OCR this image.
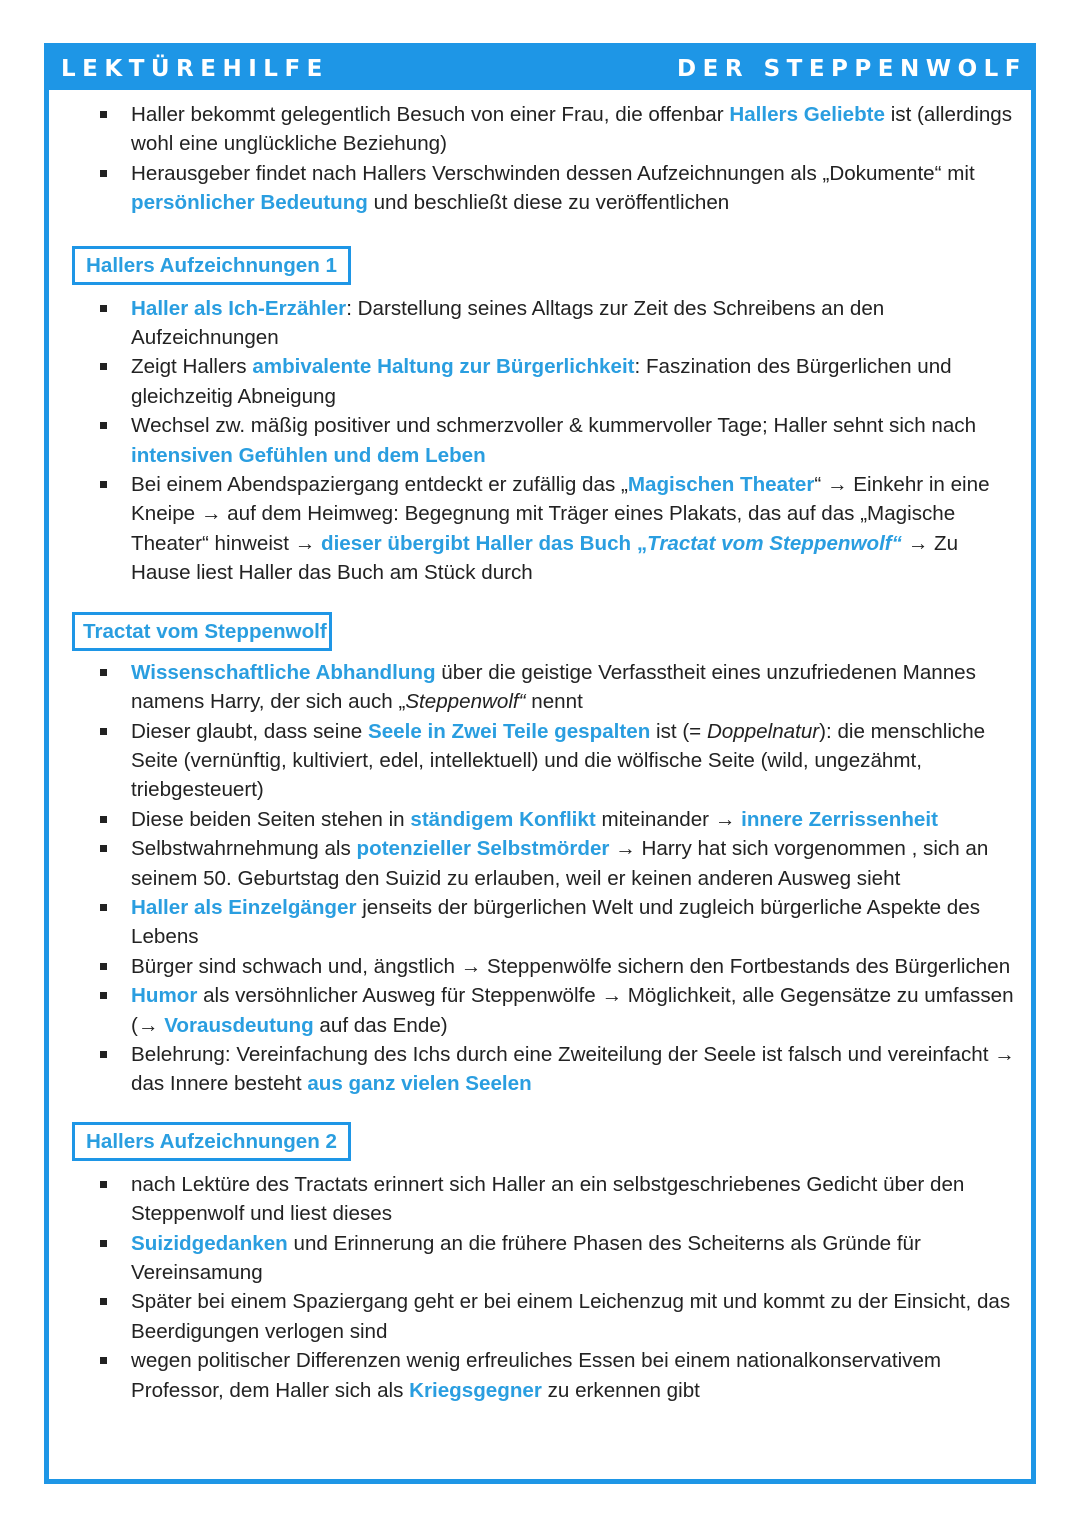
LEKTÜREHILFE	DER STEPPENWOLF
Haller bekommt gelegentlich Besuch von einer Frau, die offenbar Hallers Geliebte ist (allerdings wohl eine unglückliche Beziehung)
Herausgeber findet nach Hallers Verschwinden dessen Aufzeichnungen als „Dokumente“ mit persönlicher Bedeutung und beschließt diese zu veröffentlichen
Hallers Aufzeichnungen 1
Haller als Ich-Erzähler: Darstellung seines Alltags zur Zeit des Schreibens an den Aufzeichnungen
Zeigt Hallers ambivalente Haltung zur Bürgerlichkeit: Faszination des Bürgerlichen und gleichzeitig Abneigung
Wechsel zw. mäßig positiver und schmerzvoller & kummervoller Tage; Haller sehnt sich nach intensiven Gefühlen und dem Leben
Bei einem Abendspaziergang entdeckt er zufällig das „Magischen Theater“ → Einkehr in eine Kneipe → auf dem Heimweg: Begegnung mit Träger eines Plakats, das auf das „Magische Theater“ hinweist → dieser übergibt Haller das Buch „Tractat vom Steppenwolf“ → Zu Hause liest Haller das Buch am Stück durch
Tractat vom Steppenwolf
Wissenschaftliche Abhandlung über die geistige Verfasstheit eines unzufriedenen Mannes namens Harry, der sich auch „Steppenwolf“ nennt
Dieser glaubt, dass seine Seele in Zwei Teile gespalten ist (= Doppelnatur): die menschliche Seite (vernünftig, kultiviert, edel, intellektuell) und die wölfische Seite (wild, ungezähmt, triebgesteuert)
Diese beiden Seiten stehen in ständigem Konflikt miteinander → innere Zerrissenheit
Selbstwahrnehmung als potenzieller Selbstmörder → Harry hat sich vorgenommen , sich an seinem 50. Geburtstag den Suizid zu erlauben, weil er keinen anderen Ausweg sieht
Haller als Einzelgänger jenseits der bürgerlichen Welt und zugleich bürgerliche Aspekte des Lebens
Bürger sind schwach und, ängstlich → Steppenwölfe sichern den Fortbestands des Bürgerlichen
Humor als versöhnlicher Ausweg für Steppenwölfe → Möglichkeit, alle Gegensätze zu umfassen (→ Vorausdeutung auf das Ende)
Belehrung: Vereinfachung des Ichs durch eine Zweiteilung der Seele ist falsch und vereinfacht → das Innere besteht aus ganz vielen Seelen
Hallers Aufzeichnungen 2
nach Lektüre des Tractats erinnert sich Haller an ein selbstgeschriebenes Gedicht über den Steppenwolf und liest dieses
Suizidgedanken und Erinnerung an die frühere Phasen des Scheiterns als Gründe für Vereinsamung
Später bei einem Spaziergang geht er bei einem Leichenzug mit und kommt zu der Einsicht, das Beerdigungen verlogen sind
wegen politischer Differenzen wenig erfreuliches Essen bei einem nationalkonservativem Professor, dem Haller sich als Kriegsgegner zu erkennen gibt
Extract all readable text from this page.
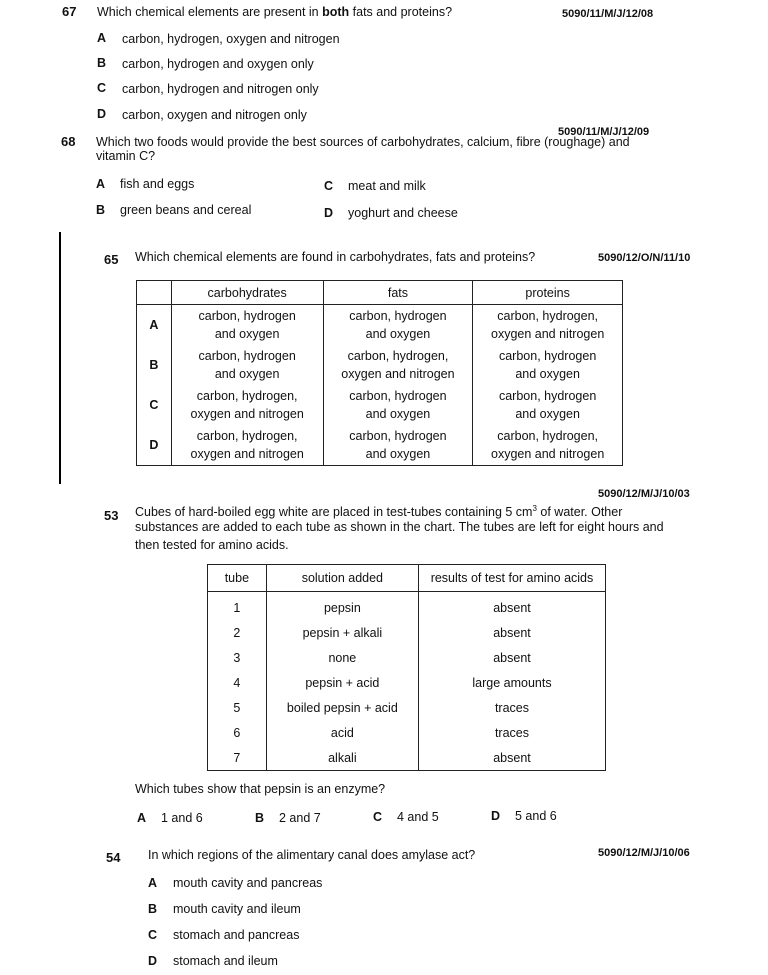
67 Which chemical elements are present in both fats and proteins?	5090/11/M/J/12/08
A carbon, hydrogen, oxygen and nitrogen
B carbon, hydrogen and oxygen only
C carbon, hydrogen and nitrogen only
D carbon, oxygen and nitrogen only
5090/11/M/J/12/09
68 Which two foods would provide the best sources of carbohydrates, calcium, fibre (roughage) and
vitamin C?
A fish and eggs
B green beans and cereal
C meat and milk
D yoghurt and cheese
65 Which chemical elements are found in carbohydrates, fats and proteins?	5090/12/O/N/11/10
	carbohydrates	fats	proteins
A	carbon, hydrogen
and oxygen	carbon, hydrogen
and oxygen	carbon, hydrogen,
oxygen and nitrogen
B	carbon, hydrogen
and oxygen	carbon, hydrogen,
oxygen and nitrogen	carbon, hydrogen
and oxygen
C	carbon, hydrogen,
oxygen and nitrogen	carbon, hydrogen
and oxygen	carbon, hydrogen
and oxygen
D	carbon, hydrogen,
oxygen and nitrogen	carbon, hydrogen
and oxygen	carbon, hydrogen,
oxygen and nitrogen
5090/12/M/J/10/03
53 Cubes of hard-boiled egg white are placed in test-tubes containing 5 $cm^3$ of water. Other
substances are added to each tube as shown in the chart. The tubes are left for eight hours and
then tested for amino acids.
tube	solution added	results of test for amino acids
1	pepsin	absent
2	pepsin + alkali	absent
3	none	absent
4	pepsin + acid	large amounts
5	boiled pepsin + acid	traces
6	acid	traces
7	alkali	absent
Which tubes show that pepsin is an enzyme?
A 1 and 6	B 2 and 7	C 4 and 5	D 5 and 6
54 In which regions of the alimentary canal does amylase act?	5090/12/M/J/10/06
A mouth cavity and pancreas
B mouth cavity and ileum
C stomach and pancreas
D stomach and ileum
+++++
Where the material contains a line with "stomach", return that line.

• Solved exercise:
C stomach and pancreas
D stomach and ileum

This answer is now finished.